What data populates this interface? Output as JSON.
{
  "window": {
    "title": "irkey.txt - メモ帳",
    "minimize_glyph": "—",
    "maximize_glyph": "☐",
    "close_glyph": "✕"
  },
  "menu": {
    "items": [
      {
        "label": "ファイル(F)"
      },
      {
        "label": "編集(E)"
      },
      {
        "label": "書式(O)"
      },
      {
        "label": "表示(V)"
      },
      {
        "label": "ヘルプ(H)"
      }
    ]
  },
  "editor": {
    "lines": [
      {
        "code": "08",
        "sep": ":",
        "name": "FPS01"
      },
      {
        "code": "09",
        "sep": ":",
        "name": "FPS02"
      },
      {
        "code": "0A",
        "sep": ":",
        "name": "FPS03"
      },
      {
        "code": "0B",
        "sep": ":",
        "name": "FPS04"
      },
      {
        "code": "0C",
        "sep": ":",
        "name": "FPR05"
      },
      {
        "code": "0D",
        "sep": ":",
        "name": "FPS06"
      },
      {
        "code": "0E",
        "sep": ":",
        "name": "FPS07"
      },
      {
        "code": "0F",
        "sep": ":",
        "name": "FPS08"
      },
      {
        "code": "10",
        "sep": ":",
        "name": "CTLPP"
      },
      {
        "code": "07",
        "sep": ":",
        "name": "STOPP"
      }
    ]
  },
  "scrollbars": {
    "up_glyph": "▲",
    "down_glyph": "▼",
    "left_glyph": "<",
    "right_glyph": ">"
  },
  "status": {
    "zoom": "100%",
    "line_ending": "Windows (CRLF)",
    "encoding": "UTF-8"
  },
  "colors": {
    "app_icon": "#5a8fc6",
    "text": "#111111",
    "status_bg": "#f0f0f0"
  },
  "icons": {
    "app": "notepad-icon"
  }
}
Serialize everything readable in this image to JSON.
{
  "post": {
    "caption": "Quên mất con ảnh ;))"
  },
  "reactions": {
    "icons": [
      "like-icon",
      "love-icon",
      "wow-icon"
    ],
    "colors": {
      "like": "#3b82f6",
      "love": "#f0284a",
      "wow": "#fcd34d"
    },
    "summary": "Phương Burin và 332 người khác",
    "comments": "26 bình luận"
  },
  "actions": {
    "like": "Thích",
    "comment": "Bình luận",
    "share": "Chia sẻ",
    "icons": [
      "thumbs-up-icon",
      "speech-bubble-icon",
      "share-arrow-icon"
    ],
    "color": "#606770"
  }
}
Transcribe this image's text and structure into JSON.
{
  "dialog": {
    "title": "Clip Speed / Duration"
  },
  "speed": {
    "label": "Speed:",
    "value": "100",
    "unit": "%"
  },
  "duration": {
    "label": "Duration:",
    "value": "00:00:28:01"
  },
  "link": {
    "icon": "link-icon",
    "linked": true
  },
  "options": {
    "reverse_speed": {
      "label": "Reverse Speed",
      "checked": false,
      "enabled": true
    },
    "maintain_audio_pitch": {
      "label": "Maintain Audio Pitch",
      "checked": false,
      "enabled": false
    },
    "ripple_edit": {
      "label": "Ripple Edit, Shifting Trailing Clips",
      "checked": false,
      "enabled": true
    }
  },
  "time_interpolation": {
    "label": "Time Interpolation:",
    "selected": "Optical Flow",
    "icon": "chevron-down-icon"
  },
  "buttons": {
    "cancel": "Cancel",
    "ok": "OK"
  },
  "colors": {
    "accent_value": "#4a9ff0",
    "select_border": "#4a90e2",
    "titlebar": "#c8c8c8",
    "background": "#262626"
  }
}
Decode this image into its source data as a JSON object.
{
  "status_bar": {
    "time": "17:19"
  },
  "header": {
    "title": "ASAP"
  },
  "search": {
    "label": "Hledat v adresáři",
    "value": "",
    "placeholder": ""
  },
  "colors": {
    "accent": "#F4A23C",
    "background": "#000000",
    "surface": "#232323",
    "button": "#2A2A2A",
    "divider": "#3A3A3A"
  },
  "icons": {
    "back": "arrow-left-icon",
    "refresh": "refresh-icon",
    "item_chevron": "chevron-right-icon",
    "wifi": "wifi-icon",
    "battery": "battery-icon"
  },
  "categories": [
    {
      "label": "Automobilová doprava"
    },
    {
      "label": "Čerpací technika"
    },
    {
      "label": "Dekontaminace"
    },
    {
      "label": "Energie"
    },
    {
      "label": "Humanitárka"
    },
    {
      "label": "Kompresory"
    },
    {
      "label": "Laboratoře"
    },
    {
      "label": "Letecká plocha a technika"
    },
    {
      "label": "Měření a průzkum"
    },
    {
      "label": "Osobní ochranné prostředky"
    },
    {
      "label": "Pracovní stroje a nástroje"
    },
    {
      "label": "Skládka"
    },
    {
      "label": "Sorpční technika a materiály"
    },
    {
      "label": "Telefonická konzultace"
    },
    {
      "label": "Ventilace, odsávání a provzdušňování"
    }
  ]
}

■ Exercise task
Only the number is wanted: how many lines contain the string "chevron"?

■ Output for this exercise
2